Data for processing:
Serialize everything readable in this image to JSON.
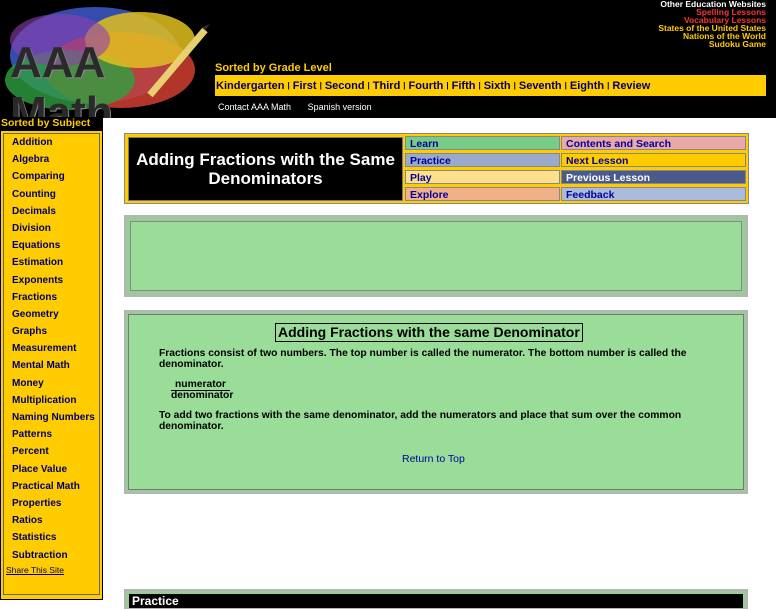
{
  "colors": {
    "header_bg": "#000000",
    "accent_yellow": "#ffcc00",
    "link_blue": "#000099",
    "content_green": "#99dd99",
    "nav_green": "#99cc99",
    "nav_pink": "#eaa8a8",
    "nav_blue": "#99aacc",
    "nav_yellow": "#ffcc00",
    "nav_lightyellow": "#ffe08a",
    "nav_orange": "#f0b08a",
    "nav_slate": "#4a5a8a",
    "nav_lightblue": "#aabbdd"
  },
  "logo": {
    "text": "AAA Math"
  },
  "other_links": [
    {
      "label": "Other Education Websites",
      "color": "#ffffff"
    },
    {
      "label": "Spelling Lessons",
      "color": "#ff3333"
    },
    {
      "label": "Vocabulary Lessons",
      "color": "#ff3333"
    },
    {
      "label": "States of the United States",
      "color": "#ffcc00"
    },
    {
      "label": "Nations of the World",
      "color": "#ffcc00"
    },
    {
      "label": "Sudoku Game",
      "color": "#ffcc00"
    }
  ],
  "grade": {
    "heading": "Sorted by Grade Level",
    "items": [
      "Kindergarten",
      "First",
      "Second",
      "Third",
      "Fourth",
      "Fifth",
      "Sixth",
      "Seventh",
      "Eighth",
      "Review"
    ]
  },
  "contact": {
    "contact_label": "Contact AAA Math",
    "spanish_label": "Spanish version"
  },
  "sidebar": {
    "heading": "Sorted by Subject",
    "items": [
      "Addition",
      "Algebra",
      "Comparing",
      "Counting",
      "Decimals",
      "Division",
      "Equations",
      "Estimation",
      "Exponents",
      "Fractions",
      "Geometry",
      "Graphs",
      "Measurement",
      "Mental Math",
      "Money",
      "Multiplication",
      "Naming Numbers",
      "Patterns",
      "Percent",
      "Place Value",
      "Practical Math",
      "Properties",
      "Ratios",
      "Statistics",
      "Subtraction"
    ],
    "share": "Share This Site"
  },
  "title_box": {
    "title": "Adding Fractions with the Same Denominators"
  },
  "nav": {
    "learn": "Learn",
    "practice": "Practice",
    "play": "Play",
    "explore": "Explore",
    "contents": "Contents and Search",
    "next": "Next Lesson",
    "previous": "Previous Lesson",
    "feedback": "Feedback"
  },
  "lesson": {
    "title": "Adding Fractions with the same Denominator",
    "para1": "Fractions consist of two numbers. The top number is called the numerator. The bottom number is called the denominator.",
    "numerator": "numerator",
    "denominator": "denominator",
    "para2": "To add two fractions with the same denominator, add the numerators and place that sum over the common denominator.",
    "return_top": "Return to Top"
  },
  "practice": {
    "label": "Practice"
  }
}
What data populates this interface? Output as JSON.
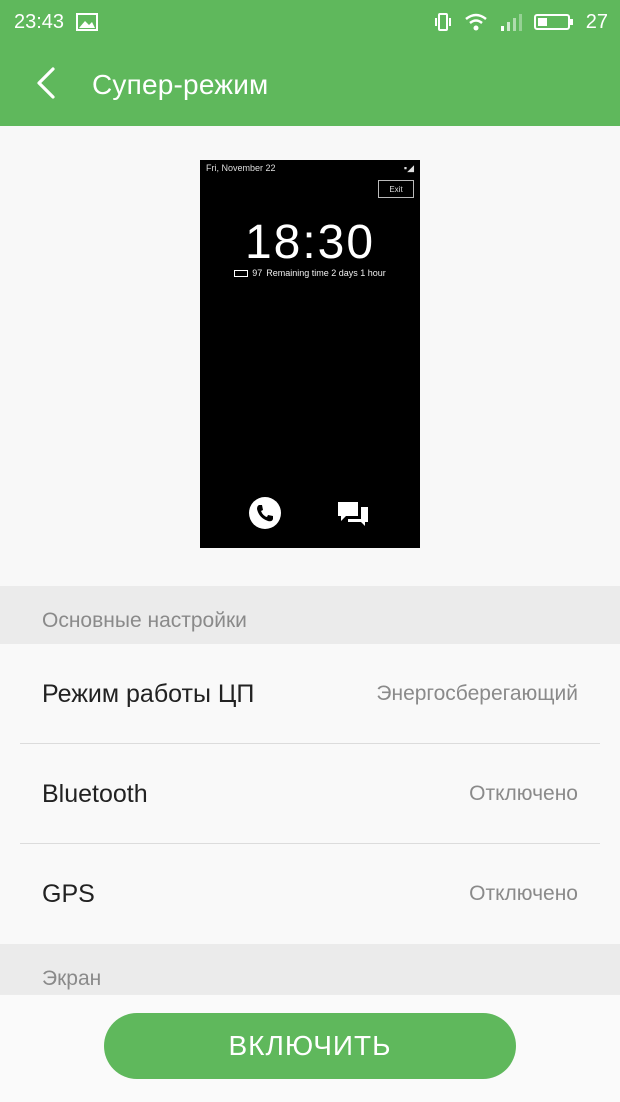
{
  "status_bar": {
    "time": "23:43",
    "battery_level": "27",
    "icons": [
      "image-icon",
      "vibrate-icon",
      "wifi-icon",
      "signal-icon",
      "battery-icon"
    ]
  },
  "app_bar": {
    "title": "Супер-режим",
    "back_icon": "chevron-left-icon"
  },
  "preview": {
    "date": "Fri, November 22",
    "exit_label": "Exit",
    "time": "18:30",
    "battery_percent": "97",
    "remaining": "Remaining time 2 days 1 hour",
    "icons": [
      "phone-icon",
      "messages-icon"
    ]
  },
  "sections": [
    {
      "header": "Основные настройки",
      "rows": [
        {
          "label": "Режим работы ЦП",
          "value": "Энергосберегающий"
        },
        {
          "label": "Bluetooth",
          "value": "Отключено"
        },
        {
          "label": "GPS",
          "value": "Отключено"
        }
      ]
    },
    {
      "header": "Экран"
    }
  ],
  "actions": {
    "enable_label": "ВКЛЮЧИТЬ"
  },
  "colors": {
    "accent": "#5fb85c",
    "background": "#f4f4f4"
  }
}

Problem to solve:
Find every line in the records above that holds the word "Adding", and copy each one.

Answer below:
    "title": "Adding Fractions with the Same Denominators"
    "title": "Adding Fractions with the same Denominator",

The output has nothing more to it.